### What is asked
Check each line of the records below for the word "Technology" and copy those where it appears.

### Input material
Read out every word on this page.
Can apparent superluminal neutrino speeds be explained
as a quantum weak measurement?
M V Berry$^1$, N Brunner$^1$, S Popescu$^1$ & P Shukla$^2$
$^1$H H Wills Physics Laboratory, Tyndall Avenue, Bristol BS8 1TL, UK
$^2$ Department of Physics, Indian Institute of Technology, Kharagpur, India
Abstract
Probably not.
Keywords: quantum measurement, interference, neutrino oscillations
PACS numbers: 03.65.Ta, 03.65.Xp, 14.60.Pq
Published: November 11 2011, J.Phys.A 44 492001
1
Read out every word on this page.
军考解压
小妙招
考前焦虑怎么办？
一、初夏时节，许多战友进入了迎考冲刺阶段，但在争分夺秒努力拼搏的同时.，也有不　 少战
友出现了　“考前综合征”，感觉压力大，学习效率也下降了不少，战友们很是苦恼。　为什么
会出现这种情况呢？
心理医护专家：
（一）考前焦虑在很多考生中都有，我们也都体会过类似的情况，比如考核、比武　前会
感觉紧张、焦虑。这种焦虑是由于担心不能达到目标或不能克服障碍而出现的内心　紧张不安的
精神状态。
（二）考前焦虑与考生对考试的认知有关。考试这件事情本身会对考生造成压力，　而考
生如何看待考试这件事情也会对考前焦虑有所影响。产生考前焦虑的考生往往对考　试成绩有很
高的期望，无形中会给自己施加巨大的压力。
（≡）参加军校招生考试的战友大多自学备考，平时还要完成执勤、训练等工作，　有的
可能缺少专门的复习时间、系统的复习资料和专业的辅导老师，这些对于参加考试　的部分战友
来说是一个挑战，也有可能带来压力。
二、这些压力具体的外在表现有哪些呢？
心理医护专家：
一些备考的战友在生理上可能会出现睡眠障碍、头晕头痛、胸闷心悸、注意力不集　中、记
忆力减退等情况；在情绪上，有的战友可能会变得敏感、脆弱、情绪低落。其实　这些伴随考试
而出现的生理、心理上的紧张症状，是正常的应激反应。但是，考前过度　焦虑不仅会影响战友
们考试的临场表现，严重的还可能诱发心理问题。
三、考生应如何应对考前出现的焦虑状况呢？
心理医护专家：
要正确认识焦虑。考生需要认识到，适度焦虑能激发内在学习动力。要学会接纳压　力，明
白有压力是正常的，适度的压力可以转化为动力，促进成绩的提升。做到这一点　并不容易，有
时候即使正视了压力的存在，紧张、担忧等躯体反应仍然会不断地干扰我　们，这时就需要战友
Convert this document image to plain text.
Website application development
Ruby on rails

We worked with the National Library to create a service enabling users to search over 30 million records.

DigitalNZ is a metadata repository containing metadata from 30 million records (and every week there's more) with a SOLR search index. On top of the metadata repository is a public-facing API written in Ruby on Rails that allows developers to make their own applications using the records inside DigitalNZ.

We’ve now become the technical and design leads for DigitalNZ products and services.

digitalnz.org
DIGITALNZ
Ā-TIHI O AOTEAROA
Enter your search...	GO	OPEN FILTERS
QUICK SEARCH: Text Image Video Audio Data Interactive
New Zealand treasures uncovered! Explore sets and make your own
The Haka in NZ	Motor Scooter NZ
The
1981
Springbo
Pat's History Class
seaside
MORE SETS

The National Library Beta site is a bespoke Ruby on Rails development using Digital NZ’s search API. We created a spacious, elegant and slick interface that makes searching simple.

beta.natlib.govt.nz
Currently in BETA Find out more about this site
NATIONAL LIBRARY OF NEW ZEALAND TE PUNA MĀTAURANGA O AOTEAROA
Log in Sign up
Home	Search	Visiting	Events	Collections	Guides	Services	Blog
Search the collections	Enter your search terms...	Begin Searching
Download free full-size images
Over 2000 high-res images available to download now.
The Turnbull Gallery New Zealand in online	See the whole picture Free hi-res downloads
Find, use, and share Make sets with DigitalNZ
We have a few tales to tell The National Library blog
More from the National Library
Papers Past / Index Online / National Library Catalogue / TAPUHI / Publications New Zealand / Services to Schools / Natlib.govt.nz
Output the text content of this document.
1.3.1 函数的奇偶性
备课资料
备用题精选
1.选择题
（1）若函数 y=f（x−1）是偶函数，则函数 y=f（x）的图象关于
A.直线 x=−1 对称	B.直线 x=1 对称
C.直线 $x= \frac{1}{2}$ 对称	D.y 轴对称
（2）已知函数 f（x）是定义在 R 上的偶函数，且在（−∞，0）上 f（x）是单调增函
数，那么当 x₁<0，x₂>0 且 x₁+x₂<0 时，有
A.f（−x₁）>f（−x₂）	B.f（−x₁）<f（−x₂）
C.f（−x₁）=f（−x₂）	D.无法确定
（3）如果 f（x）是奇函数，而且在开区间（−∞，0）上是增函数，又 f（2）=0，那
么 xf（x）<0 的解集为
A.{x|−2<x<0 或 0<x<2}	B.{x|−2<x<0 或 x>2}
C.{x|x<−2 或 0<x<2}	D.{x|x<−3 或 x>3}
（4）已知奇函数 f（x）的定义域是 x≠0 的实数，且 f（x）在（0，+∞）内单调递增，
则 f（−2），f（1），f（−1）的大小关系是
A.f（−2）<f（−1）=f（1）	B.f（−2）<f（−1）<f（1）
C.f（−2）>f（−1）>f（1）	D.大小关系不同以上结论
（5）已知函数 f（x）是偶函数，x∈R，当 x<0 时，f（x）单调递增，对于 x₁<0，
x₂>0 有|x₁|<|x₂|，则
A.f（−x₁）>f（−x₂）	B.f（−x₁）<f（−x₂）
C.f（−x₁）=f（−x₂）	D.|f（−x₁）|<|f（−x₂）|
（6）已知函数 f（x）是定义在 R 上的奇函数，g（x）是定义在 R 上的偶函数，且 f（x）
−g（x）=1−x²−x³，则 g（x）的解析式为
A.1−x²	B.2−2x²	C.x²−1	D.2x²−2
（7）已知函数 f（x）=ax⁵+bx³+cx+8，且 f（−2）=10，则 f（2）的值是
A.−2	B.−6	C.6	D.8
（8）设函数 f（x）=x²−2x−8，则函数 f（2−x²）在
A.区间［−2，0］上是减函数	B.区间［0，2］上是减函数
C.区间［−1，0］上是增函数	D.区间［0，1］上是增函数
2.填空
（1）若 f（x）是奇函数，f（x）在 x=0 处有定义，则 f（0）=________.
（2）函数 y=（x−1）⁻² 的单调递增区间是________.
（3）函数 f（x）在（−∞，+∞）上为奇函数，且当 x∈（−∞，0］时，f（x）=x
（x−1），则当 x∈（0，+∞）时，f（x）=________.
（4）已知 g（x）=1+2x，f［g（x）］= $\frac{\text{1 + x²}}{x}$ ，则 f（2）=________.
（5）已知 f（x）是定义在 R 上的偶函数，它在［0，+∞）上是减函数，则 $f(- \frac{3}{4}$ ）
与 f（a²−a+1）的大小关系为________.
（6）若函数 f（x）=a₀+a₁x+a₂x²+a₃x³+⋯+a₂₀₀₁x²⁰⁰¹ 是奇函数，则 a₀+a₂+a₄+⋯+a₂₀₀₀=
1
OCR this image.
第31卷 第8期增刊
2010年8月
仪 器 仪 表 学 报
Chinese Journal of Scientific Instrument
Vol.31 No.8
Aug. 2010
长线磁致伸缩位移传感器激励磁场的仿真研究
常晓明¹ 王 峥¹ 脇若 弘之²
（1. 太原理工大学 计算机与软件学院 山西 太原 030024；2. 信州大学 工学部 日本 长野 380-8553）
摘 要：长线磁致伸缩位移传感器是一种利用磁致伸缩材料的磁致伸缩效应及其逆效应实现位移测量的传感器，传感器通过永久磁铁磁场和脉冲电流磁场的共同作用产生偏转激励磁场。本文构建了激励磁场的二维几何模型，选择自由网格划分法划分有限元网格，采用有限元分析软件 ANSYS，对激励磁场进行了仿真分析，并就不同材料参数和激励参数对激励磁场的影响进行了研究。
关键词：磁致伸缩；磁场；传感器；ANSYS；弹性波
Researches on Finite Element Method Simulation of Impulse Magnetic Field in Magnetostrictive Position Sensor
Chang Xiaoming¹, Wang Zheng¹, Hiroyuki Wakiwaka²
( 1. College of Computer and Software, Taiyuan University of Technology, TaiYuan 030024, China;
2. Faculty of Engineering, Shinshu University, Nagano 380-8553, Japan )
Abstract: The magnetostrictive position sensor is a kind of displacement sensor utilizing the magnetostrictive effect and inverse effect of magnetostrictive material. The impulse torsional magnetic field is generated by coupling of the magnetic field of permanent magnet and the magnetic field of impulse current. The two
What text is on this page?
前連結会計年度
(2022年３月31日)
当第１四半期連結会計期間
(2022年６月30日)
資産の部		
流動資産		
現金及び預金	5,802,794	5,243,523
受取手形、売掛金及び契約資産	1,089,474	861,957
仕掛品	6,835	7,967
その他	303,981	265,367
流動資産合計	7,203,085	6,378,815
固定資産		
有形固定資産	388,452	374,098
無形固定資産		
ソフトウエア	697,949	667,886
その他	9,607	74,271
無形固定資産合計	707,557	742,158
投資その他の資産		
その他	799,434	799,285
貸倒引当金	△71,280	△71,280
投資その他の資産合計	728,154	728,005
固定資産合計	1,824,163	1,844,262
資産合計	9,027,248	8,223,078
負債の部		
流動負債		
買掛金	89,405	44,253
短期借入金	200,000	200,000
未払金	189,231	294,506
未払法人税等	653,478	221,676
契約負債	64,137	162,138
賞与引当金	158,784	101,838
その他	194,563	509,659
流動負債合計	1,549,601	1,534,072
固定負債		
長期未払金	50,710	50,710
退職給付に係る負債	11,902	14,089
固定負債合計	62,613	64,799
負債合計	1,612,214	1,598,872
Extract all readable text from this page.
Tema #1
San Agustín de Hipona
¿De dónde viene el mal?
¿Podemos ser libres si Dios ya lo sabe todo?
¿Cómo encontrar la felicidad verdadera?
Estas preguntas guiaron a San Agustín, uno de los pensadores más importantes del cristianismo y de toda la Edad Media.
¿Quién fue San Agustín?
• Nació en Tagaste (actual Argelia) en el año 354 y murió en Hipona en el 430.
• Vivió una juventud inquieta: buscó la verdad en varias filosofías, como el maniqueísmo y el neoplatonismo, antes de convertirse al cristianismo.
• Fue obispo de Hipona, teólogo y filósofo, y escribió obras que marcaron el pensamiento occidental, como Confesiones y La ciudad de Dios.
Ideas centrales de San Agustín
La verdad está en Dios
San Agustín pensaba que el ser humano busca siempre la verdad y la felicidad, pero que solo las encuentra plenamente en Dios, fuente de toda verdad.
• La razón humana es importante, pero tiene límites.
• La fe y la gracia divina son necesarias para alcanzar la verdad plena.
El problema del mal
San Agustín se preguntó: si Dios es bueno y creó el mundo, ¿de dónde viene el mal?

### Reply to the task
$^2$ Department of Physics, Indian Institute of Technology, Kharagpur, India
( 1. College of Computer and Software, Taiyuan University of Technology, TaiYuan 030024, China;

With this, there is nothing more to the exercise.